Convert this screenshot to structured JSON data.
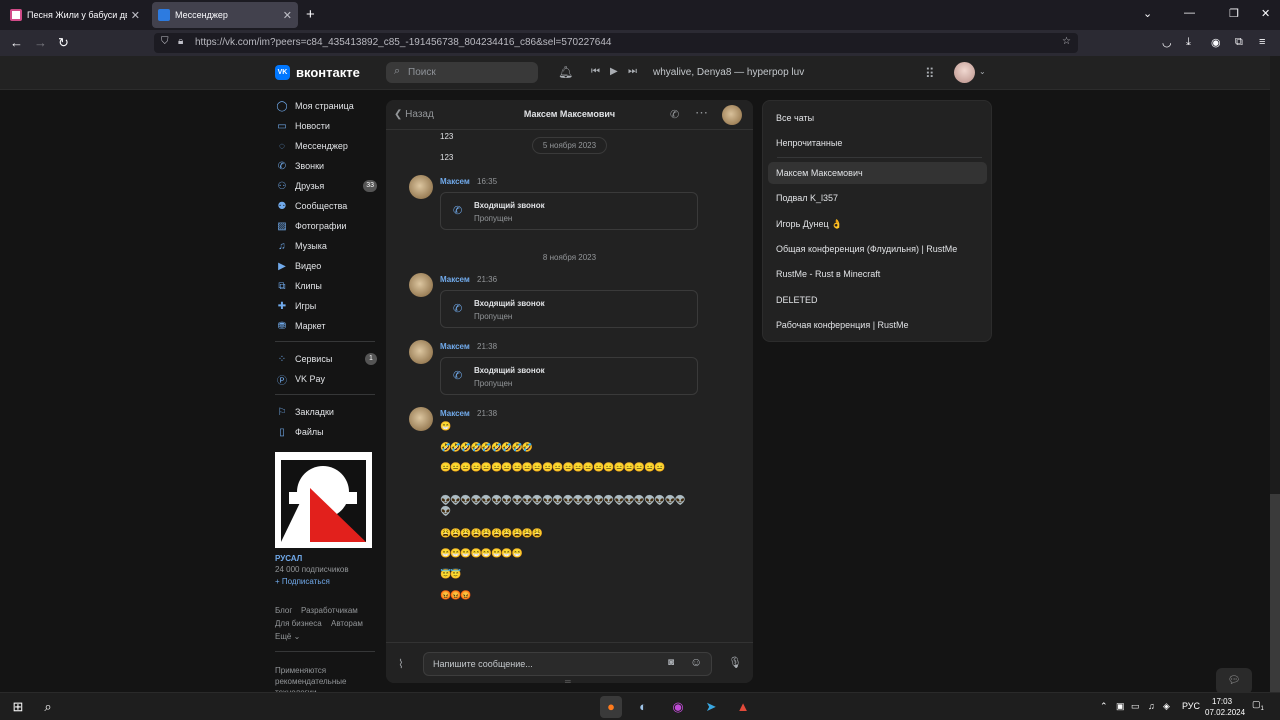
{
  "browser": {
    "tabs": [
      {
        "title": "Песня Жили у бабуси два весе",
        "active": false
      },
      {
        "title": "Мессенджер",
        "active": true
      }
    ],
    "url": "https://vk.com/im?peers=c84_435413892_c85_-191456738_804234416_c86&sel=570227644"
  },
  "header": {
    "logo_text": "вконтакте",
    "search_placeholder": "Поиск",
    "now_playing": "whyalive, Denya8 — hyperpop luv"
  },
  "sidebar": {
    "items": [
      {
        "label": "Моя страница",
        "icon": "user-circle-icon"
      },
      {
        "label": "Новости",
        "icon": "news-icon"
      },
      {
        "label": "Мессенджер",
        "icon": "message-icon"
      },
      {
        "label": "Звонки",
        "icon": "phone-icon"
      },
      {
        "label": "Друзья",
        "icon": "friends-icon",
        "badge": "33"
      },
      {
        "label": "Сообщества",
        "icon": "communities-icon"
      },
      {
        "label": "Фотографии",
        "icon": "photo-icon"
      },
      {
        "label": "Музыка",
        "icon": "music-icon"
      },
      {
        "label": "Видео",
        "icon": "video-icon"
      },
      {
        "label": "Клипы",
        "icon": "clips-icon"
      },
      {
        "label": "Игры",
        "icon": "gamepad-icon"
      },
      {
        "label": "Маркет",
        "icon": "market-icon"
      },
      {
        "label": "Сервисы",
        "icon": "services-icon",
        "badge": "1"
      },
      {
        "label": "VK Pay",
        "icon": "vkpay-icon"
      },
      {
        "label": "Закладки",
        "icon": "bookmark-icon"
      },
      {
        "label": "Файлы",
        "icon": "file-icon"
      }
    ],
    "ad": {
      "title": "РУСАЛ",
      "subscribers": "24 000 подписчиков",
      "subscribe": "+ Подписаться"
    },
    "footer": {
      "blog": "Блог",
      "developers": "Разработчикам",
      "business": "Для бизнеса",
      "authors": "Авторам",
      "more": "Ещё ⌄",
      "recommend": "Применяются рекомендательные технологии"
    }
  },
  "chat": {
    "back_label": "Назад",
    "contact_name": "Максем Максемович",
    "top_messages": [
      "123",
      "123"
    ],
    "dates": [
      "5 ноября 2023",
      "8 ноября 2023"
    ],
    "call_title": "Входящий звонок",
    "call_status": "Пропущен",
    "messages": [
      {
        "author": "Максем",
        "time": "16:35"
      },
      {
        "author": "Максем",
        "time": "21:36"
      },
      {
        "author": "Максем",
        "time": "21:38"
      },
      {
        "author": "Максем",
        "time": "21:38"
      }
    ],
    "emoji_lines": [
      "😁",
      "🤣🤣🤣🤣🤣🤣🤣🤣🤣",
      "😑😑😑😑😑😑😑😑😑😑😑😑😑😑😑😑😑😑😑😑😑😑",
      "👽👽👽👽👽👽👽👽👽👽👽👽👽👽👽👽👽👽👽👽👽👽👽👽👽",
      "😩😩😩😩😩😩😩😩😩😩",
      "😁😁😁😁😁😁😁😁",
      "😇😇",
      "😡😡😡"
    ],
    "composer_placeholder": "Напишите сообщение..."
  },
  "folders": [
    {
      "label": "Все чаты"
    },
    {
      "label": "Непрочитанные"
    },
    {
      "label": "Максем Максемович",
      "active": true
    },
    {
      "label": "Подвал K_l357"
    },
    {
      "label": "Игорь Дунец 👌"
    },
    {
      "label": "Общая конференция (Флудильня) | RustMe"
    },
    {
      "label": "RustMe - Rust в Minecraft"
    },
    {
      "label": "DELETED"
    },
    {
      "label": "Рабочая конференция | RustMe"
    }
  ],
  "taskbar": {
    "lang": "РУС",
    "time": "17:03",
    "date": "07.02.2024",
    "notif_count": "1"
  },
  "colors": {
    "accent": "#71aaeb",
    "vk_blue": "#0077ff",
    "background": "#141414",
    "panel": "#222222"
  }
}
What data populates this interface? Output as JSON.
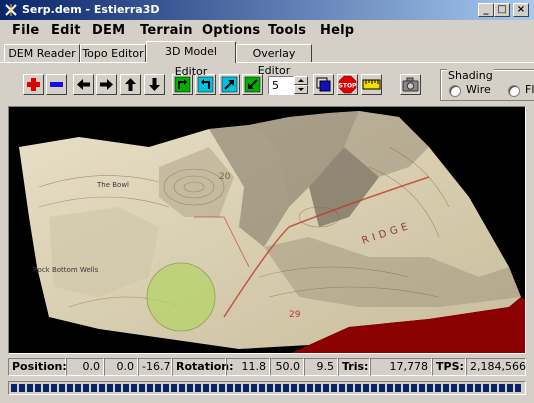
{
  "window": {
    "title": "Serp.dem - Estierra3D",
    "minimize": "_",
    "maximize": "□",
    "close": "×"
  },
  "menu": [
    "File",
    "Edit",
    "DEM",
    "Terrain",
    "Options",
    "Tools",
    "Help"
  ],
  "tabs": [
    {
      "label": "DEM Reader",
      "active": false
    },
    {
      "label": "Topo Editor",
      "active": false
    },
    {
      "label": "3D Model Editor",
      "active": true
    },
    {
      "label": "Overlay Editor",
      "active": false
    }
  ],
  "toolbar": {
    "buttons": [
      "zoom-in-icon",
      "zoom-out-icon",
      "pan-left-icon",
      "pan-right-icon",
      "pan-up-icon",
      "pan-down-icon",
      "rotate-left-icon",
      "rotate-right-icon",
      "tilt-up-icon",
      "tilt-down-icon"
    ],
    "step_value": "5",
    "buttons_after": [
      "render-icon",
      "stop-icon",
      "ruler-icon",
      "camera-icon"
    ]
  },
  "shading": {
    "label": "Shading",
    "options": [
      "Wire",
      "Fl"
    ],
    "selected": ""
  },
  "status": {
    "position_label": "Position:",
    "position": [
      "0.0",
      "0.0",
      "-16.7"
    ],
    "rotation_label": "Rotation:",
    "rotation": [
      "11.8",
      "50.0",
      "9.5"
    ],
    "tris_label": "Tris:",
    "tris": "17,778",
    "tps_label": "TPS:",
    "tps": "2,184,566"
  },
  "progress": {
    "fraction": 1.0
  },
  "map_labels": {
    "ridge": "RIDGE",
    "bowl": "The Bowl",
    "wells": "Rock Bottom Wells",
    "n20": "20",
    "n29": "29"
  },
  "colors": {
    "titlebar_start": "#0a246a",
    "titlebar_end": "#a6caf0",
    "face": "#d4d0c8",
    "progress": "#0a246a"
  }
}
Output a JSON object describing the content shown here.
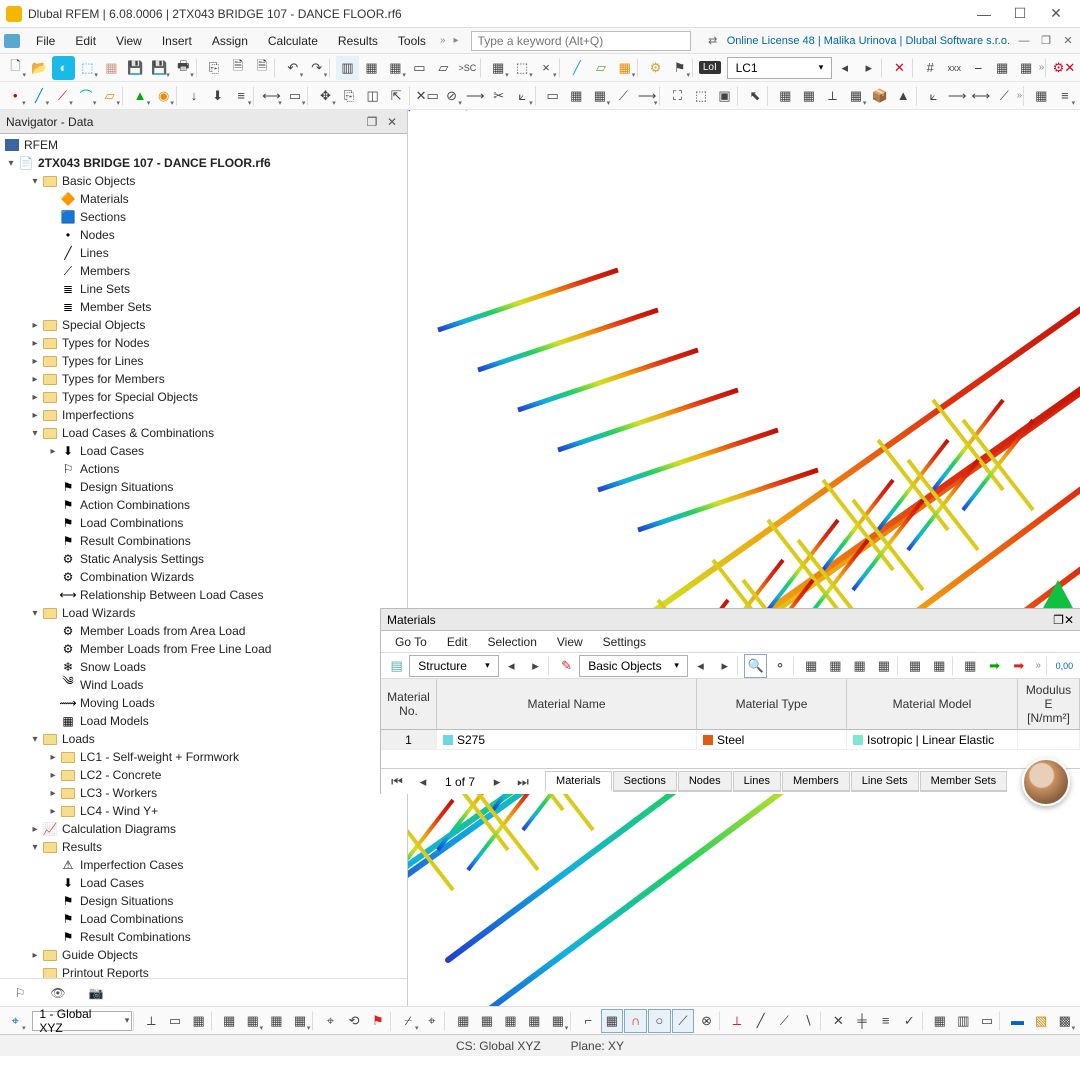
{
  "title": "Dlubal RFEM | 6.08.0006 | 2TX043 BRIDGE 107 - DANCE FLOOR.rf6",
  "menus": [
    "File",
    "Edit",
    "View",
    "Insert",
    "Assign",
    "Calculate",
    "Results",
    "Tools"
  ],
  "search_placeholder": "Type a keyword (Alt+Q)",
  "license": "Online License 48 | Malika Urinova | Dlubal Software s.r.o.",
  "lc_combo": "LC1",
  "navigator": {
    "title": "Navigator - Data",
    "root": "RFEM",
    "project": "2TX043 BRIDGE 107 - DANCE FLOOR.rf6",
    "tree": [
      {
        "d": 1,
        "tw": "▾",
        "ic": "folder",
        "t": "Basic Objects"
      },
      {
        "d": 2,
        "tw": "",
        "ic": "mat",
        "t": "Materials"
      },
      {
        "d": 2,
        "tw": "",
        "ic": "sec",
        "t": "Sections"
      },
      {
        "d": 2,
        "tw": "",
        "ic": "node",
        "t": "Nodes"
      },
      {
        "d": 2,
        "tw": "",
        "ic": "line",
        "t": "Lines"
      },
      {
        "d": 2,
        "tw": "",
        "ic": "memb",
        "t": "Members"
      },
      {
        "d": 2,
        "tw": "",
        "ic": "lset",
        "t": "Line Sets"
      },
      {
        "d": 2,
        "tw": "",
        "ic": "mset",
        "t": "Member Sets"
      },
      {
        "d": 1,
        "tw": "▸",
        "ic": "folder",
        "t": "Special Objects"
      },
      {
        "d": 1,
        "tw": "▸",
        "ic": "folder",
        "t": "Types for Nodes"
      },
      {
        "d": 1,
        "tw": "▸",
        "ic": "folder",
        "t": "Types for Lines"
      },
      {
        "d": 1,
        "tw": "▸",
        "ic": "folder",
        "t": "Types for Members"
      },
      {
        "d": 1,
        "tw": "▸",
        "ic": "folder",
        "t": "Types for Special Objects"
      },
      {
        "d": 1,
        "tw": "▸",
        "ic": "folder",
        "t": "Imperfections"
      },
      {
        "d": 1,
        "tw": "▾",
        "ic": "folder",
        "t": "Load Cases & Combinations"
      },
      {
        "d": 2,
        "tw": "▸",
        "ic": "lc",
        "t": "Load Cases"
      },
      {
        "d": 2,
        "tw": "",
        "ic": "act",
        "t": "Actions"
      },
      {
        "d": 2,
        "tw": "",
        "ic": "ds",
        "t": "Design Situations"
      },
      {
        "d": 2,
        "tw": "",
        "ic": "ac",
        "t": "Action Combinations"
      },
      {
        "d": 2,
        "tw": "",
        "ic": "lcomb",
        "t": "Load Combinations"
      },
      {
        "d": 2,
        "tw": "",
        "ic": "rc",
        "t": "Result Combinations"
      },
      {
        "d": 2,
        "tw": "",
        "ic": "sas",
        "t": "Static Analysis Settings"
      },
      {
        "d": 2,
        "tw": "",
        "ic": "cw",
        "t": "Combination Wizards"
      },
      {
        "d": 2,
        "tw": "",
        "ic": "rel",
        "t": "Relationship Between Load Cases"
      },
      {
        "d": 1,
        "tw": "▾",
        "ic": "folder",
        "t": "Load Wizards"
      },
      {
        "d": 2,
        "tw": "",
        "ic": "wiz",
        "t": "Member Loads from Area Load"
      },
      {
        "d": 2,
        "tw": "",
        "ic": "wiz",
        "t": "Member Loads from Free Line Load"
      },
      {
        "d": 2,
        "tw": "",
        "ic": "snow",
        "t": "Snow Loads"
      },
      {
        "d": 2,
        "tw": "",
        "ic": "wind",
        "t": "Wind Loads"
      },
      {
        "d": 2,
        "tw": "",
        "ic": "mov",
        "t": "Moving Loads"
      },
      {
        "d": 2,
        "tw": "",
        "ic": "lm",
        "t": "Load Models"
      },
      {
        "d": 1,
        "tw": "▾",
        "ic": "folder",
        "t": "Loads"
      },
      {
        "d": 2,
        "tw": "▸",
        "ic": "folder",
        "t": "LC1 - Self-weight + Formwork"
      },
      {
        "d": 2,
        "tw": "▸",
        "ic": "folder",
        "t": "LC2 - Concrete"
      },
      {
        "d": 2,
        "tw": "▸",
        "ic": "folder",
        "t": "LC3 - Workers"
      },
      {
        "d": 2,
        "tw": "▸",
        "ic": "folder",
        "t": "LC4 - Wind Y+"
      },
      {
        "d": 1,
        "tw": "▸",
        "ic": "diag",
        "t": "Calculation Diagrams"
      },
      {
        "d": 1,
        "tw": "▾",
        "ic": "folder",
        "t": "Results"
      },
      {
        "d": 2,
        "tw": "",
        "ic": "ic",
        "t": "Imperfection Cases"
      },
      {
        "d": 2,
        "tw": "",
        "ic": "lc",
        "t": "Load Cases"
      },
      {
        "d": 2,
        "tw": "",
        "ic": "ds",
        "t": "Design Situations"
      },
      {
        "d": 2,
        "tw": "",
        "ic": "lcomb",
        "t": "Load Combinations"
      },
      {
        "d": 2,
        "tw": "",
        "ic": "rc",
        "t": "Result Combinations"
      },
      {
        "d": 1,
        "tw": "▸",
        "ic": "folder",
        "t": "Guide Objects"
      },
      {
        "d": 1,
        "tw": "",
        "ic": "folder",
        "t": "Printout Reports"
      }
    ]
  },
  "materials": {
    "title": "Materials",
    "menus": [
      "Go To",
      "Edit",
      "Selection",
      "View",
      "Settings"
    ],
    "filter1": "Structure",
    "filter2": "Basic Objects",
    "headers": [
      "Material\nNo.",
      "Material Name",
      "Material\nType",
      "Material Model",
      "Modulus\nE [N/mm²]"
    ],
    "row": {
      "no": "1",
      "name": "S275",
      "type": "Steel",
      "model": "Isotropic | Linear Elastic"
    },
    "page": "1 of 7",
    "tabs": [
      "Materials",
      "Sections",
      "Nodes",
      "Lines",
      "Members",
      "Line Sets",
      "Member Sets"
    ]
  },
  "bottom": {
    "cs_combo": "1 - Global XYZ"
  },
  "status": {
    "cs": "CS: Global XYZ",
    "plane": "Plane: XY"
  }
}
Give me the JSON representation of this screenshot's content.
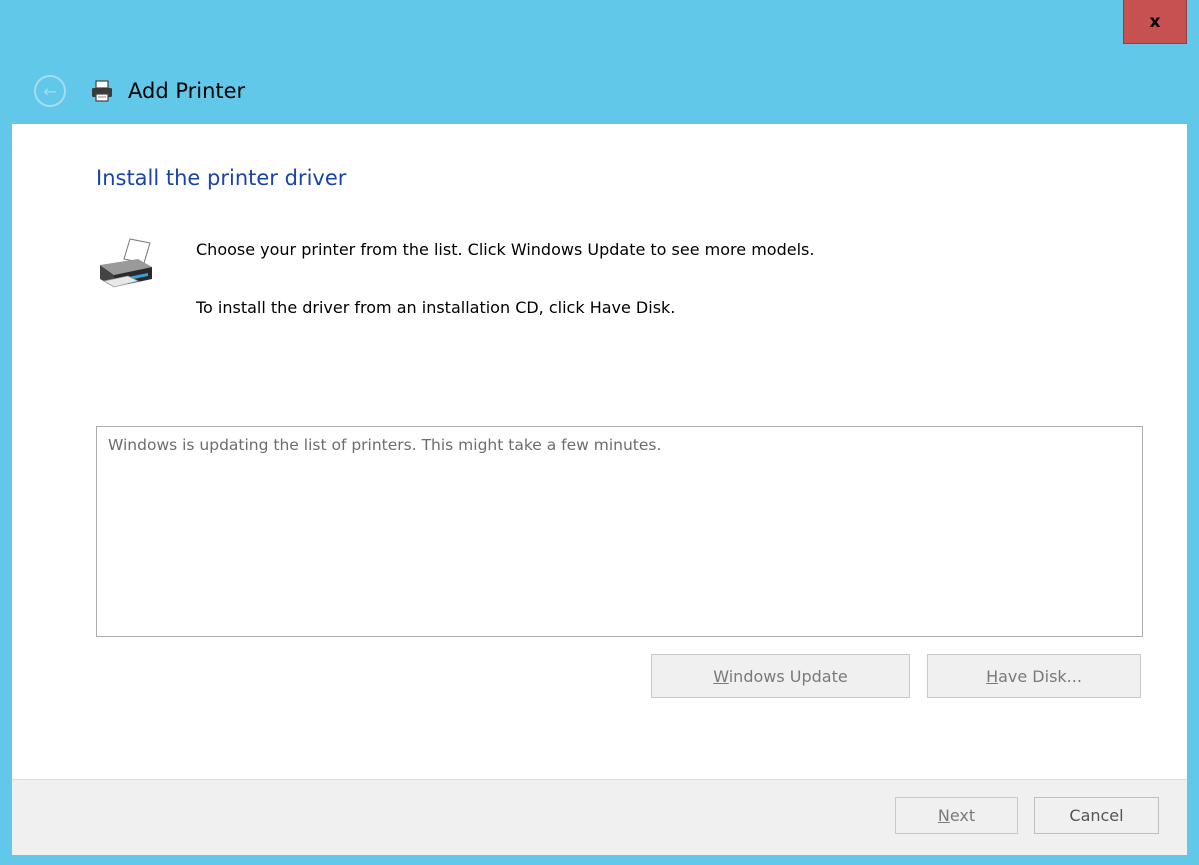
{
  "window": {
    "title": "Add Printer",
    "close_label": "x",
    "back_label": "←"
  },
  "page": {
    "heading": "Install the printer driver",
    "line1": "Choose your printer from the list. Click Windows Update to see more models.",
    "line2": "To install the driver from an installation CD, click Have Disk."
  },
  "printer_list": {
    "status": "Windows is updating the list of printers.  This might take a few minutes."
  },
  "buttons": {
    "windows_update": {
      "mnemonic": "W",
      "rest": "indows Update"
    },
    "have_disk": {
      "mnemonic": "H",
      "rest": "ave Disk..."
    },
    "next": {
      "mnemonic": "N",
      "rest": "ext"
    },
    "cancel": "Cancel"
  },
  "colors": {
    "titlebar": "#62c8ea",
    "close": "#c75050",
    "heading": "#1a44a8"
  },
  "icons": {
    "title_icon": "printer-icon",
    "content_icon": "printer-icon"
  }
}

● ● ●

## [Instruction]
In the lines above, find each one with "Special" and list it.

## [Solution to the problem]
        "t": "Special Objects"
        "t": "Types for Special Objects"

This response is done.